GIVEN INSTRUCTION: Can you quote the lines below exactly, starting at the line with "Decode this image" and going through the last one?

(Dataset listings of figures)

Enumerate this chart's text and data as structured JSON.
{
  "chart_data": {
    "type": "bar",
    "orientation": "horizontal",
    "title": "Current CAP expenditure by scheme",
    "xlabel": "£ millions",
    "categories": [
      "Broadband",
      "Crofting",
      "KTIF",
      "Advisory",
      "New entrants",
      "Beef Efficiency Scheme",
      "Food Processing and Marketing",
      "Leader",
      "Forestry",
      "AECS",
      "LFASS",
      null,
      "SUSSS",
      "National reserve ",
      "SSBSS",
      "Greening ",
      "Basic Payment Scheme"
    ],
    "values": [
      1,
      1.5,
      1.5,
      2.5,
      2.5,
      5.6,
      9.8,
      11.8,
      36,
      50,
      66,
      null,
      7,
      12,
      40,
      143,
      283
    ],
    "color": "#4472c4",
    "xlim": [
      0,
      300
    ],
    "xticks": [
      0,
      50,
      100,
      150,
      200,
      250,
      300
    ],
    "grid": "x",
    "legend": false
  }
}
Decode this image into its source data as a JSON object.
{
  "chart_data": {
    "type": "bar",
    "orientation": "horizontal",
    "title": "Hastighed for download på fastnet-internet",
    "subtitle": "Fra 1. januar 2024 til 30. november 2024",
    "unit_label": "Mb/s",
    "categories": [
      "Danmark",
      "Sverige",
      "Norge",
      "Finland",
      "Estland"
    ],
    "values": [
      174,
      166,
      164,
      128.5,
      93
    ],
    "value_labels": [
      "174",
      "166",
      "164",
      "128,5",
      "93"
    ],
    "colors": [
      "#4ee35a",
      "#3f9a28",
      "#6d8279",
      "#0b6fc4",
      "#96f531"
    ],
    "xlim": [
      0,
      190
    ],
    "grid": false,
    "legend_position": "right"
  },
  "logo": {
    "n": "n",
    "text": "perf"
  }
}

TASK RESULT:
Decode this image into its source data as a JSON object.
{
  "chart_data": {
    "type": "bar",
    "orientation": "horizontal",
    "title": "Hastighed for download på fastnet-internet",
    "subtitle": "Fra 1. januar 2024 til 30. november 2024",
    "unit_label": "Mb/s",
    "categories": [
      "Danmark",
      "Sverige",
      "Norge",
      "Finland",
      "Estland"
    ],
    "values": [
      174,
      166,
      164,
      128.5,
      93
    ],
    "value_labels": [
      "174",
      "166",
      "164",
      "128,5",
      "93"
    ],
    "colors": [
      "#4ee35a",
      "#3f9a28",
      "#6d8279",
      "#0b6fc4",
      "#96f531"
    ],
    "xlim": [
      0,
      190
    ],
    "grid": false,
    "legend_position": "right"
  },
  "logo": {
    "n": "n",
    "text": "perf"
  }
}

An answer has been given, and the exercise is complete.